THE REQUEST - Return the records word for word. Any pictures in them are not part of the copy.

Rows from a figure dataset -
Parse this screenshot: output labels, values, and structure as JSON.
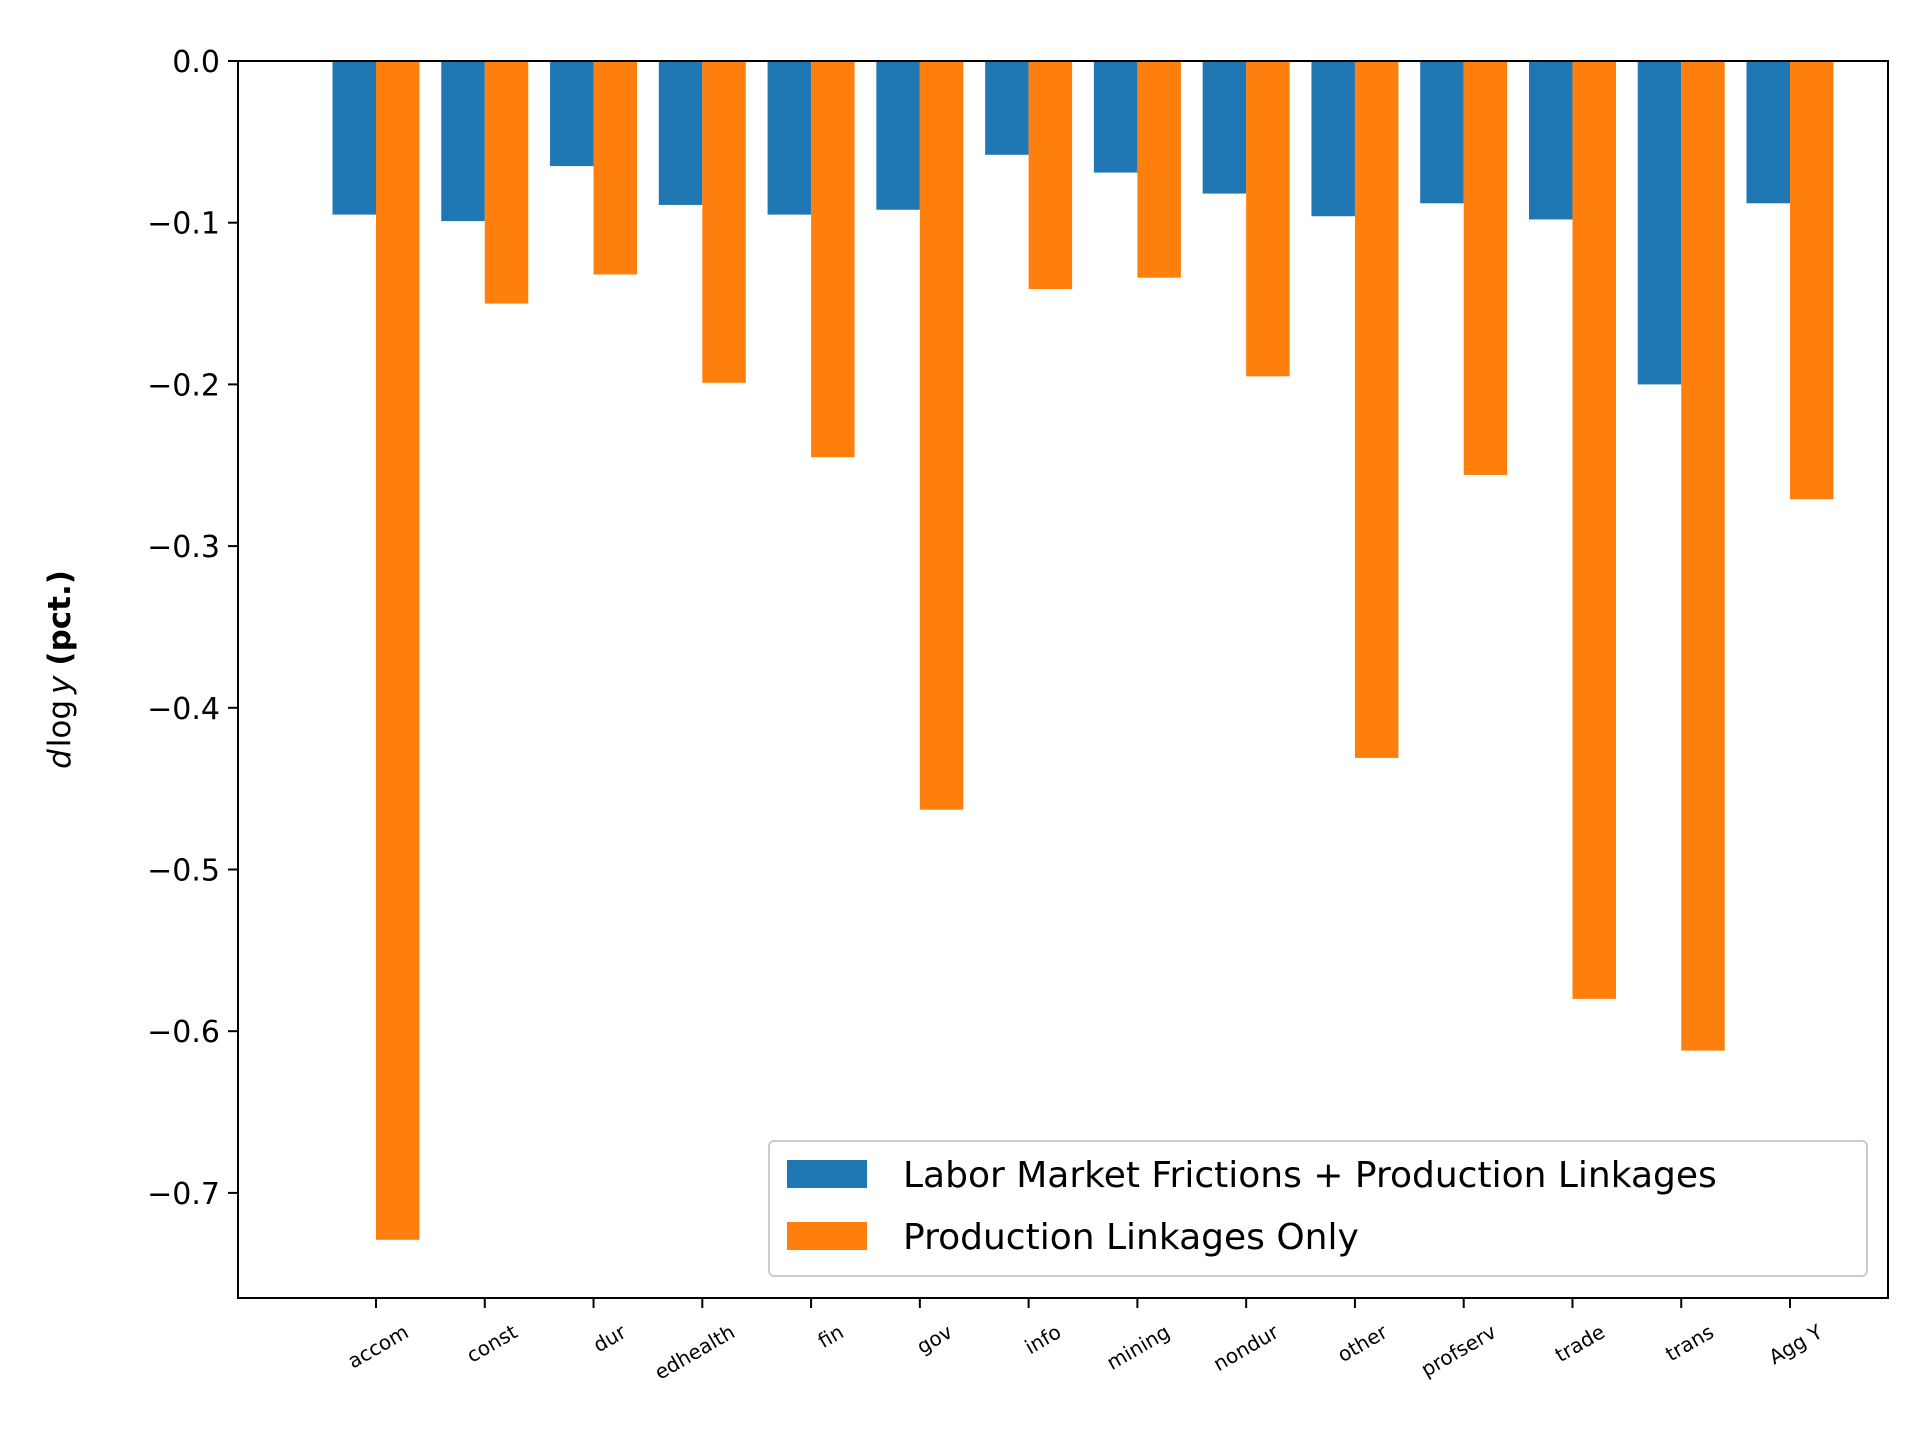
{
  "chart_data": {
    "type": "bar",
    "title": "",
    "xlabel": "",
    "ylabel": {
      "prefix": "d",
      "log": "log",
      "var": "y",
      "unit": "(pct.)"
    },
    "categories": [
      "accom",
      "const",
      "dur",
      "edhealth",
      "fin",
      "gov",
      "info",
      "mining",
      "nondur",
      "other",
      "profserv",
      "trade",
      "trans",
      "Agg Y"
    ],
    "series": [
      {
        "name": "Labor Market Frictions + Production Linkages",
        "color": "#1f77b4",
        "values": [
          -0.095,
          -0.099,
          -0.065,
          -0.089,
          -0.095,
          -0.092,
          -0.058,
          -0.069,
          -0.082,
          -0.096,
          -0.088,
          -0.098,
          -0.2,
          -0.088
        ]
      },
      {
        "name": "Production Linkages Only",
        "color": "#ff7f0e",
        "values": [
          -0.729,
          -0.15,
          -0.132,
          -0.199,
          -0.245,
          -0.463,
          -0.141,
          -0.134,
          -0.195,
          -0.431,
          -0.256,
          -0.58,
          -0.612,
          -0.271
        ]
      }
    ],
    "ylim": [
      -0.765,
      0.0
    ],
    "yticks": [
      0.0,
      -0.1,
      -0.2,
      -0.3,
      -0.4,
      -0.5,
      -0.6,
      -0.7
    ],
    "ytick_labels": [
      "0.0",
      "−0.1",
      "−0.2",
      "−0.3",
      "−0.4",
      "−0.5",
      "−0.6",
      "−0.7"
    ],
    "grid": false,
    "legend_position": "lower-right"
  }
}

ANSWER TO THE TASK -
Parse this screenshot: output labels, values, and structure as JSON.
{
  "chart_data": {
    "type": "bar",
    "title": "",
    "xlabel": "",
    "ylabel": {
      "prefix": "d",
      "log": "log",
      "var": "y",
      "unit": "(pct.)"
    },
    "categories": [
      "accom",
      "const",
      "dur",
      "edhealth",
      "fin",
      "gov",
      "info",
      "mining",
      "nondur",
      "other",
      "profserv",
      "trade",
      "trans",
      "Agg Y"
    ],
    "series": [
      {
        "name": "Labor Market Frictions + Production Linkages",
        "color": "#1f77b4",
        "values": [
          -0.095,
          -0.099,
          -0.065,
          -0.089,
          -0.095,
          -0.092,
          -0.058,
          -0.069,
          -0.082,
          -0.096,
          -0.088,
          -0.098,
          -0.2,
          -0.088
        ]
      },
      {
        "name": "Production Linkages Only",
        "color": "#ff7f0e",
        "values": [
          -0.729,
          -0.15,
          -0.132,
          -0.199,
          -0.245,
          -0.463,
          -0.141,
          -0.134,
          -0.195,
          -0.431,
          -0.256,
          -0.58,
          -0.612,
          -0.271
        ]
      }
    ],
    "ylim": [
      -0.765,
      0.0
    ],
    "yticks": [
      0.0,
      -0.1,
      -0.2,
      -0.3,
      -0.4,
      -0.5,
      -0.6,
      -0.7
    ],
    "ytick_labels": [
      "0.0",
      "−0.1",
      "−0.2",
      "−0.3",
      "−0.4",
      "−0.5",
      "−0.6",
      "−0.7"
    ],
    "grid": false,
    "legend_position": "lower-right"
  }
}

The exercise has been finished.